** PAGE TEXT **
= = = = = = =

THIS MATTER comes before the Court on Defendants KM-Logix, LLC, Maros Kmec, and Linda Kmec's Motion for Summary Judgment and Defendant Aliona Bejenuta's Motion for Summary Judgment.

Plaintiff, OSI Systems, Inc. ("OSI") brought this federal trade secrets case against KM-Logix, LLC, its owner Maros Kmec, and his wife Linda Kmec ("the Kmec Defendants") alleging Defendants misappropriated trade secrets to create a copycat website of OSI's in-house analytics tool, the FAR Compliance Portal ("the Portal"). OSI further alleges Aliona Bejenuta, a former employee of OSI, disclosed OSI trade secrets to the Kmecs, enabling Mr. Kmec to build his website, FARclause.com.

OSI is a California based company that develops security and inspection systems, often contracting with the federal government. Defendant Maros Kmec is the sole owner, manager, and employee of KM-Logix, LLC, a Virginia limited liability company. Both Kmec Defendants have experience managing government contracts, but Ms. Kmec plays no role in KM-Logix. KM-Logix operates FARclause.com, a website created by Mr. Kmec that OSI claims is a copycat version of OSI's the Portal.

Both KM-Logix's FARclause.com and OSI's Portal track compliance with the Federal Acquisition Regulations ("FAR Clauses"; codified at 48 C.F.R. Chaps. 1-53 and 99). FAR Clauses provide the primary rules governing the Federal Government's procurement of goods and services including the standardized contract provisions which government contracting officers must include in federal contracts.

OSI released the Portal as an internal tool within the company in 2014 to coordinate and track compliance with FAR Clauses and other government regulations. OSI revised and completed the latest version of the Portal in the fall of 2019. The Portal is currently only available internally within OSI. Defendant Bejenuta began working for OSI as a senior contracts manager on July 5, 2016. During Ms. Bejenuta's employment, OSI recruited her to test an updated version of the Portal. Her employment ended on April 24, 2020 once OSI suspected Ms. Bejenuta of misappropriating its trade secrets.

= = = = = = =

** RECORDED INFORMATION **
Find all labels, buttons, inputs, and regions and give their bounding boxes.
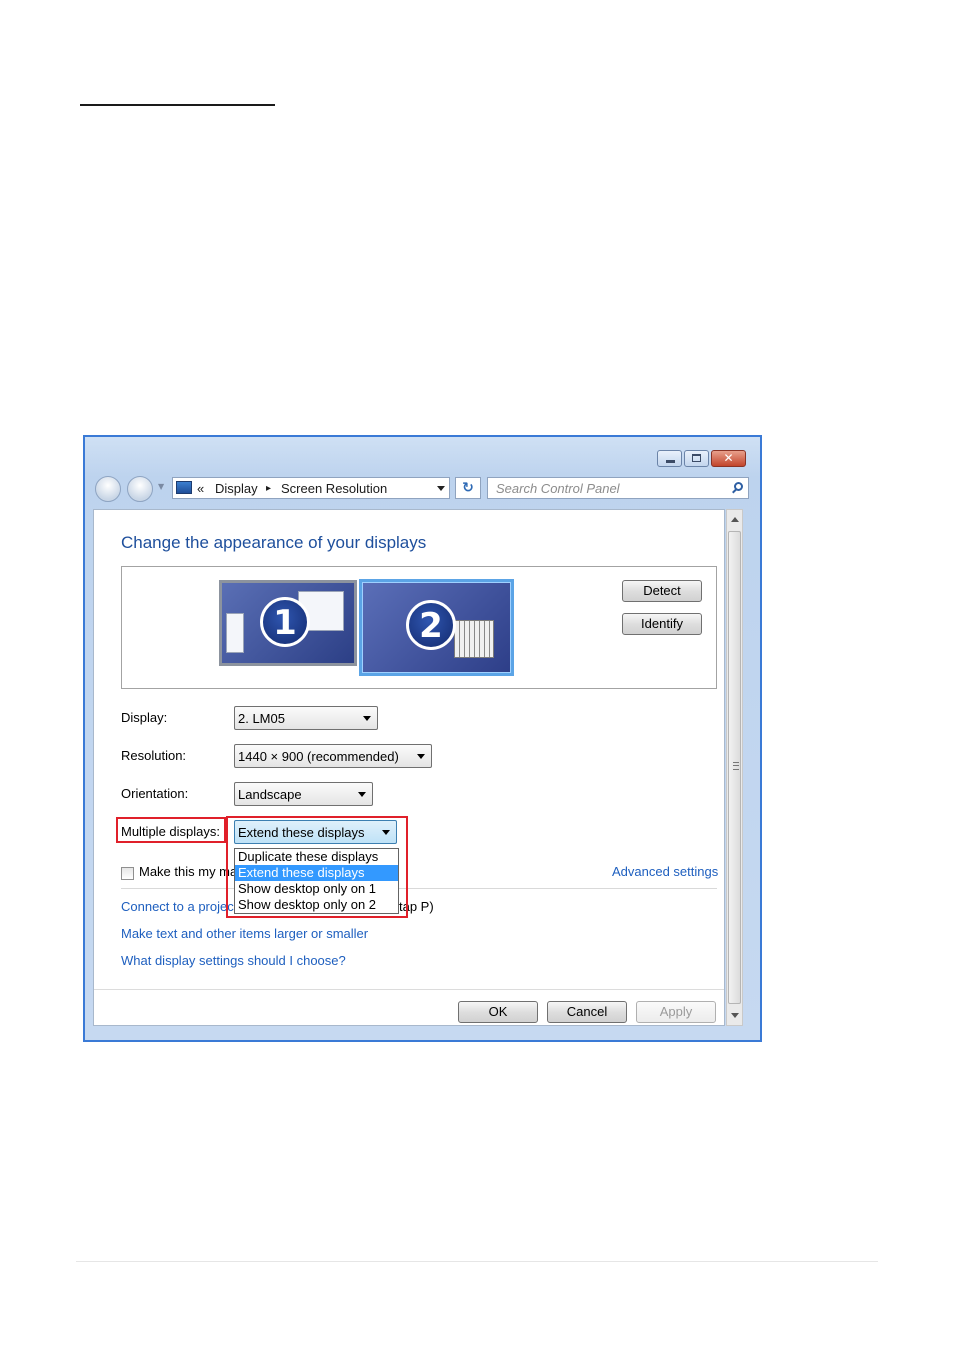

= = = = = = =

** PROMPT **
Can you extend the court opinion on OSI's trade secrets suit, starting right after its final sentence?

** REPLY TO THE TASK **
Mr. Kmec claims he began work on FARclause.com in the summer of 2015. Mr. Kmec made his website publicly available in November 2017 as Just-clause.com, eventually improving the application and changing the domain name to FARclause.com. FARclause.com is an analytical tool that allows government contracting officers to extract and organize FAR clauses from public contracts and solicitations.

In January 2020, OSI discovered FARclause.com while surveying potential competitors. OSI became concerned that FARclause.com shared numerous similarities with its Portal. OSI assumed that an OSI employee with access to the Portal shared information about the Portal with someone involved with creating FARclause.com. OSI suspected former employee Ms. Bejenuta because of her time testing the latest version of the Portal. OSI claims a relationship existed between the Kmec Defendants and Ms. Bejenuta.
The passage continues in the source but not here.